(Records about charts and figures)
Start
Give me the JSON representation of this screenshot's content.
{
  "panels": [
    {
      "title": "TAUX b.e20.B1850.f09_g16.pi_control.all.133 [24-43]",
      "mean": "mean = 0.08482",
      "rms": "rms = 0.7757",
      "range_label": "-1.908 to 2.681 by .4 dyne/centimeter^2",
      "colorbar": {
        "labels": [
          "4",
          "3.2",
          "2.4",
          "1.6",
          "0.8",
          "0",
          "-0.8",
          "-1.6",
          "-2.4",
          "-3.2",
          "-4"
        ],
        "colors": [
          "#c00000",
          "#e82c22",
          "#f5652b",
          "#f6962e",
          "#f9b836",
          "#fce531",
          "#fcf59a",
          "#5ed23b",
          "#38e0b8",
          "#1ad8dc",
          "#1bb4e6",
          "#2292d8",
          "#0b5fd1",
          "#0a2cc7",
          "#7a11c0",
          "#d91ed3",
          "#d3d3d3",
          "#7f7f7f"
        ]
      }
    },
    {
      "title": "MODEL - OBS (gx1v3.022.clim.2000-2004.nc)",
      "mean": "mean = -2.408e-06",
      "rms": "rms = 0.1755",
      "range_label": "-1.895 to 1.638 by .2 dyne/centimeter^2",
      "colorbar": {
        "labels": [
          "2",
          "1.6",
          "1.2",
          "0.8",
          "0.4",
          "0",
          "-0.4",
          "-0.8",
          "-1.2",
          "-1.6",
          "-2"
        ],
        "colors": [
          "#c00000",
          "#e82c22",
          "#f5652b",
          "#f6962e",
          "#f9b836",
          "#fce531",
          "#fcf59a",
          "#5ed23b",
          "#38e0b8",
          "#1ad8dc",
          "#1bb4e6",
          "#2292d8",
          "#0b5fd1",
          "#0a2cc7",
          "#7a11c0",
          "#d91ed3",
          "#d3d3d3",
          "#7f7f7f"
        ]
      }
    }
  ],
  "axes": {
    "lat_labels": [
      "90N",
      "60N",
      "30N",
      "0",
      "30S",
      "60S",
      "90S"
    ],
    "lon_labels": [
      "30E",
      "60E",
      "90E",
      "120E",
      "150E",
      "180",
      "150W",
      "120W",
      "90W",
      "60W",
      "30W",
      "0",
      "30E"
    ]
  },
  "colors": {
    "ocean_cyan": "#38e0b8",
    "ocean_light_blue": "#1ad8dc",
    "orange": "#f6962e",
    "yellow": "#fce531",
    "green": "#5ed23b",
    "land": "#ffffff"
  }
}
End
* Exercise directions *
Of the lines in the material, how many hold the word "title"? Reply with the number only.

* Task answer *
2